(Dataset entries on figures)
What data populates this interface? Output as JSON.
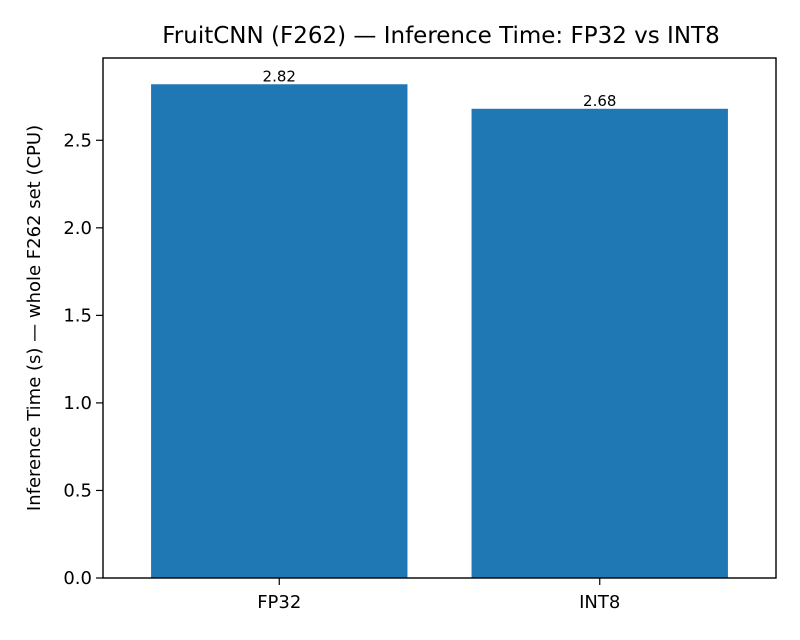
{
  "chart_data": {
    "type": "bar",
    "title": "FruitCNN (F262) — Inference Time: FP32 vs INT8",
    "xlabel": "",
    "ylabel": "Inference Time (s) — whole F262 set (CPU)",
    "categories": [
      "FP32",
      "INT8"
    ],
    "values": [
      2.82,
      2.68
    ],
    "data_labels": [
      "2.82",
      "2.68"
    ],
    "ylim": [
      0,
      2.97
    ],
    "yticks": [
      0.0,
      0.5,
      1.0,
      1.5,
      2.0,
      2.5
    ],
    "ytick_labels": [
      "0.0",
      "0.5",
      "1.0",
      "1.5",
      "2.0",
      "2.5"
    ],
    "bar_color": "#1f77b4",
    "grid": false,
    "legend": "none"
  }
}
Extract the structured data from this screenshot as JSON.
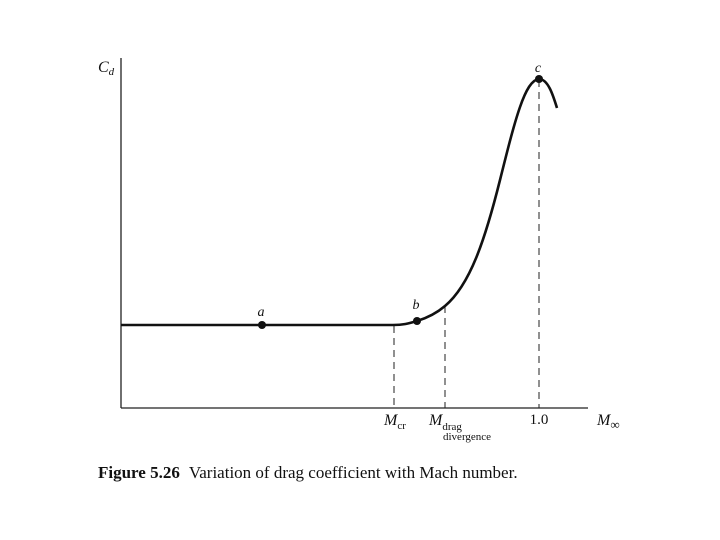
{
  "y_axis_label": {
    "main": "C",
    "sub": "d"
  },
  "x_axis_label": {
    "main": "M",
    "sub": "∞"
  },
  "points": [
    {
      "label": "a"
    },
    {
      "label": "b"
    },
    {
      "label": "c"
    }
  ],
  "x_markers": [
    {
      "main": "M",
      "sub": "cr"
    },
    {
      "main": "M",
      "sub": "drag",
      "sub2": "divergence"
    },
    {
      "main": "1.0"
    }
  ],
  "caption": {
    "number": "Figure 5.26",
    "text": "Variation of drag coefficient with Mach number."
  }
}
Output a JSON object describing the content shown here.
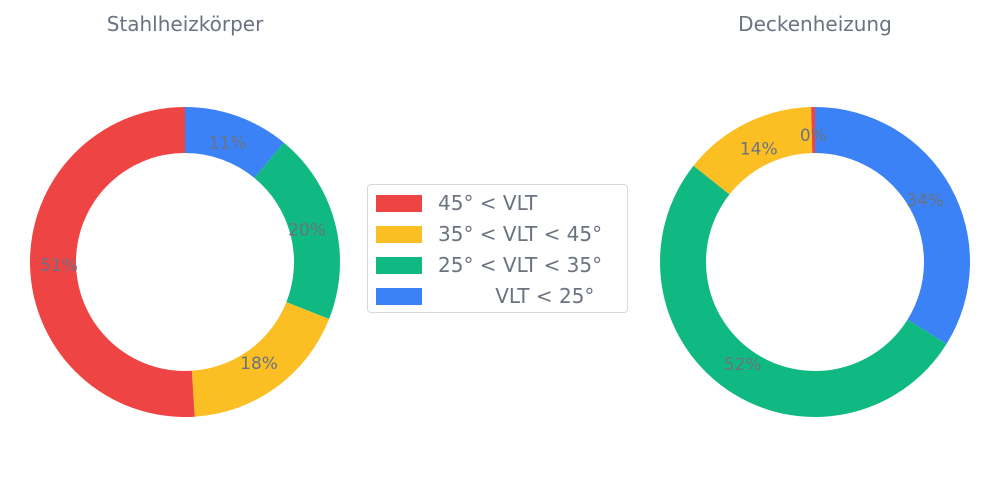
{
  "chart_data": [
    {
      "type": "pie",
      "title": "Stahlheizkörper",
      "labels": [
        "VLT < 25°",
        "25° < VLT < 35°",
        "35° < VLT < 45°",
        "45° < VLT"
      ],
      "values": [
        11,
        20,
        18,
        51
      ],
      "value_labels": [
        "11%",
        "20%",
        "18%",
        "51%"
      ],
      "colors": [
        "#3b82f6",
        "#10b981",
        "#fbbf24",
        "#ef4444"
      ],
      "donut": true,
      "start": "12 o'clock",
      "direction": "clockwise"
    },
    {
      "type": "pie",
      "title": "Deckenheizung",
      "labels": [
        "VLT < 25°",
        "25° < VLT < 35°",
        "35° < VLT < 45°",
        "45° < VLT"
      ],
      "values": [
        34,
        52,
        14,
        0.4
      ],
      "value_labels": [
        "34%",
        "52%",
        "14%",
        "0%"
      ],
      "colors": [
        "#3b82f6",
        "#10b981",
        "#fbbf24",
        "#ef4444"
      ],
      "donut": true,
      "start": "12 o'clock",
      "direction": "clockwise"
    }
  ],
  "legend": {
    "placement": "center",
    "items": [
      {
        "label": "45° < VLT",
        "color": "#ef4444"
      },
      {
        "label": "35° < VLT < 45°",
        "color": "#fbbf24"
      },
      {
        "label": "25° < VLT < 35°",
        "color": "#10b981"
      },
      {
        "label": "         VLT < 25°",
        "color": "#3b82f6"
      }
    ]
  }
}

• [REQUIRED WORK] Your task is to gather all lines from the entries above that hold the word "JSON".

• [TASK ANSWER]
What data populates this interface? Output as JSON.
Extract the structured data from this screenshot as JSON.
Output a JSON object describing the content shown here.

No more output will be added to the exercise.